Some records:

++++

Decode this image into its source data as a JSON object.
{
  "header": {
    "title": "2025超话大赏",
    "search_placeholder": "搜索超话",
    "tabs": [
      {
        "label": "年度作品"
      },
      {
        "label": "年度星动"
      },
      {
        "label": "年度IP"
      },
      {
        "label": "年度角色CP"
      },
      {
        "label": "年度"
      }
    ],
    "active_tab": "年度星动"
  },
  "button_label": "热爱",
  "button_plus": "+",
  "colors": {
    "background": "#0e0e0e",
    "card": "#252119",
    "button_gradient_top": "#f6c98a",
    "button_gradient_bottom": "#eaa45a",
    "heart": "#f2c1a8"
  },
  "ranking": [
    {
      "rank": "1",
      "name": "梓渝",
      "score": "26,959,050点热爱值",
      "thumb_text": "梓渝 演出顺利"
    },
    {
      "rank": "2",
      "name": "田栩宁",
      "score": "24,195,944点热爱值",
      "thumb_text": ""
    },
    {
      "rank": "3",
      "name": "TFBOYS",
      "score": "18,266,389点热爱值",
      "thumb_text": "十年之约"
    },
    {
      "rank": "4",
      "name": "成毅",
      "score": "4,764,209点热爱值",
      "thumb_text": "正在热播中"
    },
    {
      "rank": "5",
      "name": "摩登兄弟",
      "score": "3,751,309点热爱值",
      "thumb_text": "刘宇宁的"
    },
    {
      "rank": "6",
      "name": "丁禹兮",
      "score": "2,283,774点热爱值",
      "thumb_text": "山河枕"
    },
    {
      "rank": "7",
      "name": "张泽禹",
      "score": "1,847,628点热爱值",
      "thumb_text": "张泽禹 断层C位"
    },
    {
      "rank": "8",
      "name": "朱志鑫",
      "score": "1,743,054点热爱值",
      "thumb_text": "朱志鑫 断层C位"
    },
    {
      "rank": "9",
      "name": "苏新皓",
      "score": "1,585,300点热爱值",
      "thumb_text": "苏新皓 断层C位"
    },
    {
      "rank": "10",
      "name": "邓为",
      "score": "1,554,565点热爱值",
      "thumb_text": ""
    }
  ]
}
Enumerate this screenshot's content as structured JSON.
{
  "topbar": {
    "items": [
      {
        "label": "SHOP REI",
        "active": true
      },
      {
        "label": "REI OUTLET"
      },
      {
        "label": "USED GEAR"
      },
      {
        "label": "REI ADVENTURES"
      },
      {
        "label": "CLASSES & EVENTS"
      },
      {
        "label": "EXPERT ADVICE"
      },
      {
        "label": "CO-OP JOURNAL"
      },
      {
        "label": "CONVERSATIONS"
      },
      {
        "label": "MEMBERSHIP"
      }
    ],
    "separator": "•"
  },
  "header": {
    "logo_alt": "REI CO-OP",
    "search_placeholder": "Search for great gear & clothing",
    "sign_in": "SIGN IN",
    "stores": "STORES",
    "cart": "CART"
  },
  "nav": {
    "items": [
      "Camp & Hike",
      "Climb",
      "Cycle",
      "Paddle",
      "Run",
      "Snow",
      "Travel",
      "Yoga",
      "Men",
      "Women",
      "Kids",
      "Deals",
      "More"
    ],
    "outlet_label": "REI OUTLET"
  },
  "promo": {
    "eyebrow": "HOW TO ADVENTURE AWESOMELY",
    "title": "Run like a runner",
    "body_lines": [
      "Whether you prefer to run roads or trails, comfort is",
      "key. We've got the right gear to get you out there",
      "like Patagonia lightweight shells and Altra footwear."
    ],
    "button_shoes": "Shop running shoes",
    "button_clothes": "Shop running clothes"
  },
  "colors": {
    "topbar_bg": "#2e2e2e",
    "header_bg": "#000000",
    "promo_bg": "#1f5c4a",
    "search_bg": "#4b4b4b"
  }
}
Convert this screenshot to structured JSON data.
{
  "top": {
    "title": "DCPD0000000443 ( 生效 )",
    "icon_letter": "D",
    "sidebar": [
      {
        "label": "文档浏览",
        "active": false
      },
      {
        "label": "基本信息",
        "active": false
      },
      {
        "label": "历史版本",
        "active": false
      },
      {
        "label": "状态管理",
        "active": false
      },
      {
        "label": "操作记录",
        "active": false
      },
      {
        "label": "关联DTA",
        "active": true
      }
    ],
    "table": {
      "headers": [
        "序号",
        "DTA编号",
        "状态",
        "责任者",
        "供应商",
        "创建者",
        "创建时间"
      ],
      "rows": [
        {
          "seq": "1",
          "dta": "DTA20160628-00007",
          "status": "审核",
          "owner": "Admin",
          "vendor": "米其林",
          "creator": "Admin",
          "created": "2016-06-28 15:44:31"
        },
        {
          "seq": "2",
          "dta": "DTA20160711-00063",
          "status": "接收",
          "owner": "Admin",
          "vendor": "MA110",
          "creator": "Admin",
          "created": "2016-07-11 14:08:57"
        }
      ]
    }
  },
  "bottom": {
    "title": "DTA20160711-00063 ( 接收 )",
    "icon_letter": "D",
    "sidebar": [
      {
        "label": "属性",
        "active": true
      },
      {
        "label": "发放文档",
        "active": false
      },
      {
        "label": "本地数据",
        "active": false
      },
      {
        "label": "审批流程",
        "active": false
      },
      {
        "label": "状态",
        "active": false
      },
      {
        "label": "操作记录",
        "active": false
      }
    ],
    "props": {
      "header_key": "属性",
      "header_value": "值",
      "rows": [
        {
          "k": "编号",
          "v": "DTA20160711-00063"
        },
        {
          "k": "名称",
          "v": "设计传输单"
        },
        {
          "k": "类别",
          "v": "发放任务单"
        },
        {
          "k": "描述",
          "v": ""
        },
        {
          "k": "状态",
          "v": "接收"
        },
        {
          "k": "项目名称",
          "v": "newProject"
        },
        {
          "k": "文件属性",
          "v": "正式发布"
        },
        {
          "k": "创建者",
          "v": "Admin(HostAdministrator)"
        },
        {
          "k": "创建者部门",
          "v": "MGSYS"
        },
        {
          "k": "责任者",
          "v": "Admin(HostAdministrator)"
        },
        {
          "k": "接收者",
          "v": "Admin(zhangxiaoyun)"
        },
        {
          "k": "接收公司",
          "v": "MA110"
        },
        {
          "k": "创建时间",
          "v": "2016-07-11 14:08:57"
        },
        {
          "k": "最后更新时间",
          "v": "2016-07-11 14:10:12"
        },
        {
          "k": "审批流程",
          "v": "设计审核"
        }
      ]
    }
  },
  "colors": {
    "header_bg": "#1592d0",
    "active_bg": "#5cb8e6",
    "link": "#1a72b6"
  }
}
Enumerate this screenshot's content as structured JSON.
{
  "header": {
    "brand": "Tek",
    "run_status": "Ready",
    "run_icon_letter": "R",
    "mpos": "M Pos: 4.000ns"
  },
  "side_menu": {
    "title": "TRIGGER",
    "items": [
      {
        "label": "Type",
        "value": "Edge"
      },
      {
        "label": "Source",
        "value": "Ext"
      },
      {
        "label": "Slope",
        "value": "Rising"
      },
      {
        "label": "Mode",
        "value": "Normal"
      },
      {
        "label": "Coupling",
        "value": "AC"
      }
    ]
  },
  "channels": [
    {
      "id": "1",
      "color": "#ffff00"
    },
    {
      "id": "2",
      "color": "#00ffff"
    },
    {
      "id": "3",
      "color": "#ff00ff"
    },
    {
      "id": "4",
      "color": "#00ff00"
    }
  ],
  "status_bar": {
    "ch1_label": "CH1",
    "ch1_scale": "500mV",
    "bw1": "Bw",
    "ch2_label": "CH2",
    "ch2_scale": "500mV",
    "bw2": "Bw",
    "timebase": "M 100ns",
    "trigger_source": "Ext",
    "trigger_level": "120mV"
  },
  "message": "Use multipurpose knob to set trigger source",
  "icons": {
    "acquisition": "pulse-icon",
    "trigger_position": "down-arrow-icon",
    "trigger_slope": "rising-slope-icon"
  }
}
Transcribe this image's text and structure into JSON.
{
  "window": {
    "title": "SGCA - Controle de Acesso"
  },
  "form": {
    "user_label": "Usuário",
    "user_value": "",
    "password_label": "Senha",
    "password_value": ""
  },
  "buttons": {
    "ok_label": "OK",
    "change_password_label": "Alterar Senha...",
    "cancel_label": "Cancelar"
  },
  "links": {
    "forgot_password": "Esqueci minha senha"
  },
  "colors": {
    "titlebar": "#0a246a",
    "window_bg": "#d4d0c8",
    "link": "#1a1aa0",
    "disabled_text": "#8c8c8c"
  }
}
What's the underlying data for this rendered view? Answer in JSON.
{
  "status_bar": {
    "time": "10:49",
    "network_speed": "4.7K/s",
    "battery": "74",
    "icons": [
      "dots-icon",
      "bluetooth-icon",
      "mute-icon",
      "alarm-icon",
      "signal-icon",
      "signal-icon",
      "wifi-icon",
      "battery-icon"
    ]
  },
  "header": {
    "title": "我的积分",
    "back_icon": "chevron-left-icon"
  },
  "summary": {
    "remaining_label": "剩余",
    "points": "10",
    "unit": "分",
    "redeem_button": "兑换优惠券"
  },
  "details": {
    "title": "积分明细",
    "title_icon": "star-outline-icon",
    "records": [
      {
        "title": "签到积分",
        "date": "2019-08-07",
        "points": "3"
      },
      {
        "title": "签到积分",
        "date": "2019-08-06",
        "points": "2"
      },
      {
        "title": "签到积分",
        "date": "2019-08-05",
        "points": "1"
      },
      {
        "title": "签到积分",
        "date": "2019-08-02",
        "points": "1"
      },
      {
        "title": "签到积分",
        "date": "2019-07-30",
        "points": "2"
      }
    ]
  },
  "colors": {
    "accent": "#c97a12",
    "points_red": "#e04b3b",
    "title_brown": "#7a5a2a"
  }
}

++++

Stated task: Provide the count, and nothing else, of lines in the data above where the word "name" occurs.

Complete answer: 10